Given exercise
From the listing below, return each line that includes "Harvard".

Dataset records
---------------
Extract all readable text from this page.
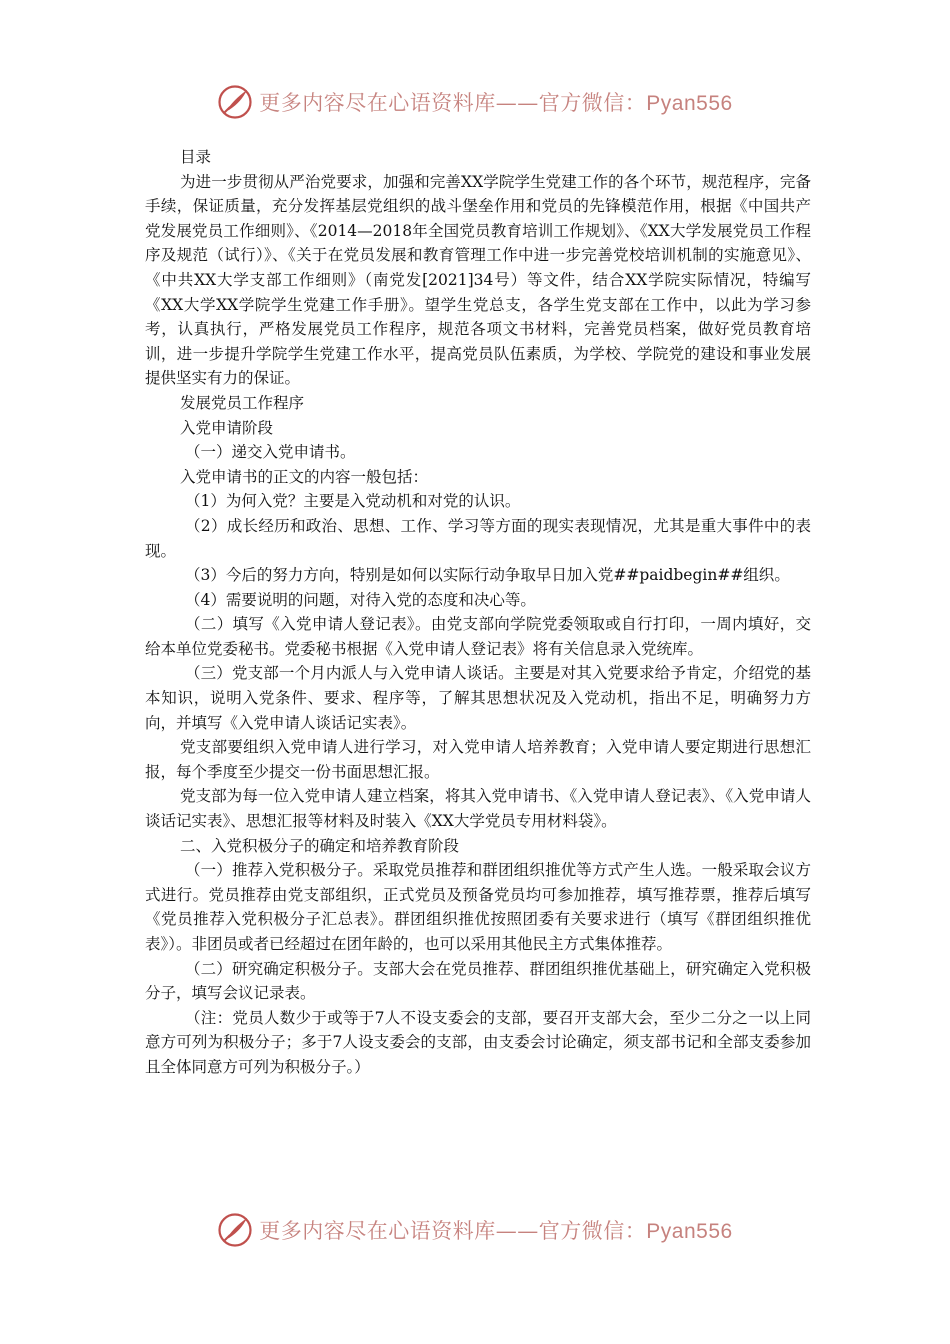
更多内容尽在心语资料库——官方微信：Pyan556

目录

为进一步贯彻从严治党要求，加强和完善XX学院学生党建工作的各个环节，规范程序，完备手续，保证质量，充分发挥基层党组织的战斗堡垒作用和党员的先锋模范作用，根据《中国共产党发展党员工作细则》、《2014—2018年全国党员教育培训工作规划》、《XX大学发展党员工作程序及规范（试行）》、《关于在党员发展和教育管理工作中进一步完善党校培训机制的实施意见》、《中共XX大学支部工作细则》（南党发[2021]34号）等文件，结合XX学院实际情况，特编写《XX大学XX学院学生党建工作手册》。望学生党总支，各学生党支部在工作中，以此为学习参考，认真执行，严格发展党员工作程序，规范各项文书材料，完善党员档案，做好党员教育培训，进一步提升学院学生党建工作水平，提高党员队伍素质，为学校、学院党的建设和事业发展提供坚实有力的保证。

发展党员工作程序

入党申请阶段

（一）递交入党申请书。

入党申请书的正文的内容一般包括：

（1）为何入党？主要是入党动机和对党的认识。

（2）成长经历和政治、思想、工作、学习等方面的现实表现情况，尤其是重大事件中的表现。

（3）今后的努力方向，特别是如何以实际行动争取早日加入党##paidbegin##组织。

（4）需要说明的问题，对待入党的态度和决心等。

（二）填写《入党申请人登记表》。由党支部向学院党委领取或自行打印，一周内填好，交给本单位党委秘书。党委秘书根据《入党申请人登记表》将有关信息录入党统库。

（三）党支部一个月内派人与入党申请人谈话。主要是对其入党要求给予肯定，介绍党的基本知识，说明入党条件、要求、程序等，了解其思想状况及入党动机，指出不足，明确努力方向，并填写《入党申请人谈话记实表》。

党支部要组织入党申请人进行学习，对入党申请人培养教育；入党申请人要定期进行思想汇报，每个季度至少提交一份书面思想汇报。

党支部为每一位入党申请人建立档案，将其入党申请书、《入党申请人登记表》、《入党申请人谈话记实表》、思想汇报等材料及时装入《XX大学党员专用材料袋》。

二、入党积极分子的确定和培养教育阶段

（一）推荐入党积极分子。采取党员推荐和群团组织推优等方式产生人选。一般采取会议方式进行。党员推荐由党支部组织，正式党员及预备党员均可参加推荐，填写推荐票，推荐后填写《党员推荐入党积极分子汇总表》。群团组织推优按照团委有关要求进行（填写《群团组织推优表》）。非团员或者已经超过在团年龄的，也可以采用其他民主方式集体推荐。

（二）研究确定积极分子。支部大会在党员推荐、群团组织推优基础上，研究确定入党积极分子，填写会议记录表。

（注：党员人数少于或等于7人不设支委会的支部，要召开支部大会，至少二分之一以上同意方可列为积极分子；多于7人设支委会的支部，由支委会讨论确定，须支部书记和全部支委参加且全体同意方可列为积极分子。）

更多内容尽在心语资料库——官方微信：Pyan556
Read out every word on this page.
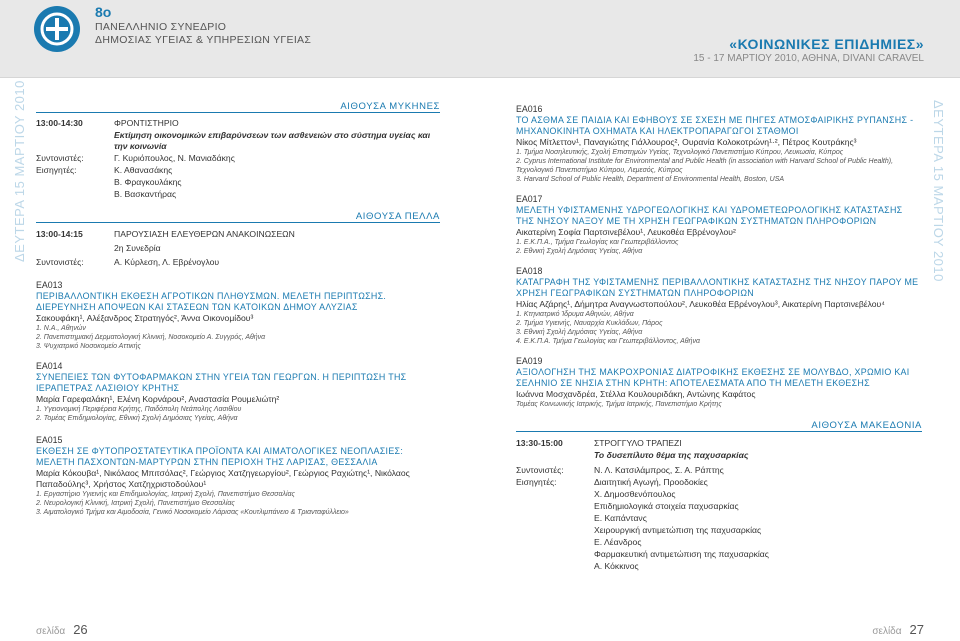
8ο
ΠΑΝΕΛΛΗΝΙΟ ΣΥΝΕΔΡΙΟ
ΔΗΜΟΣΙΑΣ ΥΓΕΙΑΣ & ΥΠΗΡΕΣΙΩΝ ΥΓΕΙΑΣ	«ΚΟΙΝΩΝΙΚΕΣ ΕΠΙΔΗΜΙΕΣ»
15 - 17 ΜΑΡΤΙΟΥ 2010, ΑΘΗΝΑ, DIVANI CARAVEL
ΔΕΥΤΕΡΑ 15 ΜΑΡΤΙΟΥ 2010	ΔΕΥΤΕΡΑ 15 ΜΑΡΤΙΟΥ 2010
ΑΙΘΟΥΣΑ ΜΥΚΗΝΕΣ
13:00-14:30	ΦΡΟΝΤΙΣΤΗΡΙΟ
Εκτίμηση οικονομικών επιβαρύνσεων των ασθενειών στο σύστημα υγείας και την κοινωνία
Συντονιστές:	Γ. Κυριόπουλος, Ν. Μανιαδάκης
Εισηγητές:	Κ. Αθανασάκης
Β. Φραγκουλάκης
Β. Βασκαντήρας
ΑΙΘΟΥΣΑ ΠΕΛΛΑ
13:00-14:15	ΠΑΡΟΥΣΙΑΣΗ ΕΛΕΥΘΕΡΩΝ ΑΝΑΚΟΙΝΩΣΕΩΝ
2η Συνεδρία
Συντονιστές:	Α. Κύρλεση, Λ. Εβρένογλου
ΕΑ013
ΠΕΡΙΒΑΛΛΟΝΤΙΚΗ ΕΚΘΕΣΗ ΑΓΡΟΤΙΚΩΝ ΠΛΗΘΥΣΜΩΝ. ΜΕΛΕΤΗ ΠΕΡΙΠΤΩΣΗΣ. ΔΙΕΡΕΥΝΗΣΗ ΑΠΟΨΕΩΝ ΚΑΙ ΣΤΑΣΕΩΝ ΤΩΝ ΚΑΤΟΙΚΩΝ ΔΗΜΟΥ ΑΛΥΖΙΑΣ
Σακουφάκη¹, Αλέξανδρος Στρατηγός², Άννα Οικονομίδου³
1. Ν.Α., Αθηνών
2. Πανεπιστημιακή Δερματολογική Κλινική, Νοσοκομείο Α. Συγγρός, Αθήνα
3. Ψυχιατρικό Νοσοκομείο Αττικής
ΕΑ014
ΣΥΝΕΠΕΙΕΣ ΤΩΝ ΦΥΤΟΦΑΡΜΑΚΩΝ ΣΤΗΝ ΥΓΕΙΑ ΤΩΝ ΓΕΩΡΓΩΝ. Η ΠΕΡΙΠΤΩΣΗ ΤΗΣ ΙΕΡΑΠΕΤΡΑΣ ΛΑΣΙΘΙΟΥ ΚΡΗΤΗΣ
Μαρία Γαρεφαλάκη¹, Ελένη Κορνάρου², Αναστασία Ρουμελιώτη²
1. Υγειονομική Περιφέρεια Κρήτης, Παιδόπολη Νεάπολης Λασιθίου
2. Τομέας Επιδημιολογίας, Εθνική Σχολή Δημόσιας Υγείας, Αθήνα
ΕΑ015
ΕΚΘΕΣΗ ΣΕ ΦΥΤΟΠΡΟΣΤΑΤΕΥΤΙΚΑ ΠΡΟΪΟΝΤΑ ΚΑΙ ΑΙΜΑΤΟΛΟΓΙΚΕΣ ΝΕΟΠΛΑΣΙΕΣ: ΜΕΛΕΤΗ ΠΑΣΧΟΝΤΩΝ-ΜΑΡΤΥΡΩΝ ΣΤΗΝ ΠΕΡΙΟΧΗ ΤΗΣ ΛΑΡΙΣΑΣ, ΘΕΣΣΑΛΙΑ
Μαρία Κόκουβα¹, Νικόλαος Μπιτσόλας², Γεώργιος Χατζηγεωργίου², Γεώργιος Ραχιώτης¹, Νικόλαος Παπαδούλης³, Χρήστος Χατζηχριστοδούλου¹
1. Εργαστήριο Υγιεινής και Επιδημιολογίας, Ιατρική Σχολή, Πανεπιστήμιο Θεσσαλίας
2. Νευρολογική Κλινική, Ιατρική Σχολή, Πανεπιστήμιο Θεσσαλίας
3. Αιματολογικό Τμήμα και Αιμοδοσία, Γενικό Νοσοκομείο Λάρισας «Κουτλιμπάνειο & Τριανταφύλλειο»
ΕΑ016
ΤΟ ΑΣΘΜΑ ΣΕ ΠΑΙΔΙΑ ΚΑΙ ΕΦΗΒΟΥΣ ΣΕ ΣΧΕΣΗ ΜΕ ΠΗΓΕΣ ΑΤΜΟΣΦΑΙΡΙΚΗΣ ΡΥΠΑΝΣΗΣ - ΜΗΧΑΝΟΚΙΝΗΤΑ ΟΧΗΜΑΤΑ ΚΑΙ ΗΛΕΚΤΡΟΠΑΡΑΓΩΓΟΙ ΣΤΑΘΜΟΙ
Νίκος Μίτλεττον¹, Παναγιώτης Γιάλλουρος², Ουρανία Κολοκοτρώνη¹·², Πέτρος Κουτράκης³
1. Τμήμα Νοσηλευτικής, Σχολή Επιστημών Υγείας, Τεχνολογικό Πανεπιστήμιο Κύπρου, Λευκωσία, Κύπρος
2. Cyprus International Institute for Environmental and Public Health (in association with Harvard School of Public Health), Τεχνολογικό Πανεπιστήμιο Κύπρου, Λεμεσός, Κύπρος
3. Harvard School of Public Health, Department of Environmental Health, Boston, USA
ΕΑ017
ΜΕΛΕΤΗ ΥΦΙΣΤΑΜΕΝΗΣ ΥΔΡΟΓΕΩΛΟΓΙΚΗΣ ΚΑΙ ΥΔΡΟΜΕΤΕΩΡΟΛΟΓΙΚΗΣ ΚΑΤΑΣΤΑΣΗΣ ΤΗΣ ΝΗΣΟΥ ΝΑΞΟΥ ΜΕ ΤΗ ΧΡΗΣΗ ΓΕΩΓΡΑΦΙΚΩΝ ΣΥΣΤΗΜΑΤΩΝ ΠΛΗΡΟΦΟΡΙΩΝ
Αικατερίνη Σοφία Παρτσινεβέλου¹, Λευκοθέα Εβρένογλου²
1. Ε.Κ.Π.Α., Τμήμα Γεωλογίας και Γεωπεριβάλλοντος
2. Εθνική Σχολή Δημόσιας Υγείας, Αθήνα
ΕΑ018
ΚΑΤΑΓΡΑΦΗ ΤΗΣ ΥΦΙΣΤΑΜΕΝΗΣ ΠΕΡΙΒΑΛΛΟΝΤΙΚΗΣ ΚΑΤΑΣΤΑΣΗΣ ΤΗΣ ΝΗΣΟΥ ΠΑΡΟΥ ΜΕ ΧΡΗΣΗ ΓΕΩΓΡΑΦΙΚΩΝ ΣΥΣΤΗΜΑΤΩΝ ΠΛΗΡΟΦΟΡΙΩΝ
Ηλίας Αζάρης¹, Δήμητρα Αναγνωστοπούλου², Λευκοθέα Εβρένογλου³, Αικατερίνη Παρτσινεβέλου⁴
1. Κτηνιατρικό Ίδρυμα Αθηνών, Αθήνα
2. Τμήμα Υγιεινής, Ναυαρχία Κυκλάδων, Πάρος
3. Εθνική Σχολή Δημόσιας Υγείας, Αθήνα
4. Ε.Κ.Π.Α. Τμήμα Γεωλογίας και Γεωπεριβάλλοντος, Αθήνα
ΕΑ019
ΑΞΙΟΛΟΓΗΣΗ ΤΗΣ ΜΑΚΡΟΧΡΟΝΙΑΣ ΔΙΑΤΡΟΦΙΚΗΣ ΕΚΘΕΣΗΣ ΣΕ ΜΟΛΥΒΔΟ, ΧΡΩΜΙΟ ΚΑΙ ΣΕΛΗΝΙΟ ΣΕ ΝΗΣΙΑ ΣΤΗΝ ΚΡΗΤΗ: ΑΠΟΤΕΛΕΣΜΑΤΑ ΑΠΟ ΤΗ ΜΕΛΕΤΗ ΕΚΘΕΣΗΣ
Ιωάννα Μοσχανδρέα, Στέλλα Κουλουριδάκη, Αντώνης Καφάτος
Τομέας Κοινωνικής Ιατρικής, Τμήμα Ιατρικής, Πανεπιστήμιο Κρήτης
ΑΙΘΟΥΣΑ ΜΑΚΕΔΟΝΙΑ
13:30-15:00	ΣΤΡΟΓΓΥΛΟ ΤΡΑΠΕΖΙ
Το δυσεπίλυτο θέμα της παχυσαρκίας
Συντονιστές:	Ν. Λ. Κατσιλάμπρος, Σ. Α. Ράπτης
Εισηγητές:	Διαιτητική Αγωγή, Προοδοκίες
Χ. Δημοσθενόπουλος
Επιδημιολογικά στοιχεία παχυσαρκίας
Ε. Καπάντανς
Χειρουργική αντιμετώπιση της παχυσαρκίας
Ε. Λέανδρος
Φαρμακευτική αντιμετώπιση της παχυσαρκίας
Α. Κόκκινος
σελίδα 26	σελίδα 27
---------------
Written reply
2. Cyprus International Institute for Environmental and Public Health (in association with Harvard School of Public Health), Τεχνολογικό Πανεπιστήμιο Κύπρου, Λεμεσός, Κύπρος
3. Harvard School of Public Health, Department of Environmental Health, Boston, USA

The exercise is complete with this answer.